** Start of Material **

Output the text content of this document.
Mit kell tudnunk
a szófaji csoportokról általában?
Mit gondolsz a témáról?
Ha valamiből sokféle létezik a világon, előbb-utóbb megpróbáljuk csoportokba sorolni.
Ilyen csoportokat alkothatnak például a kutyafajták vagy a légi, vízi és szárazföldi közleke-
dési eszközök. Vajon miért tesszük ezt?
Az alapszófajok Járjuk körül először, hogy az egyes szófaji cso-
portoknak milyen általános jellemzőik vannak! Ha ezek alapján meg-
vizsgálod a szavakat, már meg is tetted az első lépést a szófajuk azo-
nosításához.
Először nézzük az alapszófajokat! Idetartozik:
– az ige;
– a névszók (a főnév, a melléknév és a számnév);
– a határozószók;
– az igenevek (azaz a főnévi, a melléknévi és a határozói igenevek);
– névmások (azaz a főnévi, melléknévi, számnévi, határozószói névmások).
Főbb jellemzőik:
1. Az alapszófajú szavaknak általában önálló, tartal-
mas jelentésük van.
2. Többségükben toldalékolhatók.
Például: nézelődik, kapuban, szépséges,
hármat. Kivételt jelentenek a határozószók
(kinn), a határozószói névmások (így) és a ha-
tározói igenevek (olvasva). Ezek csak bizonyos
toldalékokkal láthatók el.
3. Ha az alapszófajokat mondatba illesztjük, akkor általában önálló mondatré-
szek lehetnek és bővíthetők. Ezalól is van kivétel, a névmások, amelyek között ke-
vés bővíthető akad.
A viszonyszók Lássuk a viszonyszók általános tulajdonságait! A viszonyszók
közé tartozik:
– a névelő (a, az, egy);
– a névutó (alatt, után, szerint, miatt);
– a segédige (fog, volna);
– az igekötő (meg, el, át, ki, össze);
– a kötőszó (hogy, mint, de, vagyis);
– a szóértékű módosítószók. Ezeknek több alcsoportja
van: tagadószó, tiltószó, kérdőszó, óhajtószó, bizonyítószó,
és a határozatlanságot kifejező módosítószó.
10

** End of Material **

_What to do_: All of the records must be repeated exactly.

_The result_:
Output the text content of this document.
Mit kell tudnunk
a szófaji csoportokról általában?
Mit gondolsz a témáról?
Ha valamiből sokféle létezik a világon, előbb-utóbb megpróbáljuk csoportokba sorolni.
Ilyen csoportokat alkothatnak például a kutyafajták vagy a légi, vízi és szárazföldi közleke-
dési eszközök. Vajon miért tesszük ezt?
Az alapszófajok Járjuk körül először, hogy az egyes szófaji cso-
portoknak milyen általános jellemzőik vannak! Ha ezek alapján meg-
vizsgálod a szavakat, már meg is tetted az első lépést a szófajuk azo-
nosításához.
Először nézzük az alapszófajokat! Idetartozik:
– az ige;
– a névszók (a főnév, a melléknév és a számnév);
– a határozószók;
– az igenevek (azaz a főnévi, a melléknévi és a határozói igenevek);
– névmások (azaz a főnévi, melléknévi, számnévi, határozószói névmások).
Főbb jellemzőik:
1. Az alapszófajú szavaknak általában önálló, tartal-
mas jelentésük van.
2. Többségükben toldalékolhatók.
Például: nézelődik, kapuban, szépséges,
hármat. Kivételt jelentenek a határozószók
(kinn), a határozószói névmások (így) és a ha-
tározói igenevek (olvasva). Ezek csak bizonyos
toldalékokkal láthatók el.
3. Ha az alapszófajokat mondatba illesztjük, akkor általában önálló mondatré-
szek lehetnek és bővíthetők. Ezalól is van kivétel, a névmások, amelyek között ke-
vés bővíthető akad.
A viszonyszók Lássuk a viszonyszók általános tulajdonságait! A viszonyszók
közé tartozik:
– a névelő (a, az, egy);
– a névutó (alatt, után, szerint, miatt);
– a segédige (fog, volna);
– az igekötő (meg, el, át, ki, össze);
– a kötőszó (hogy, mint, de, vagyis);
– a szóértékű módosítószók. Ezeknek több alcsoportja
van: tagadószó, tiltószó, kérdőszó, óhajtószó, bizonyítószó,
és a határozatlanságot kifejező módosítószó.
10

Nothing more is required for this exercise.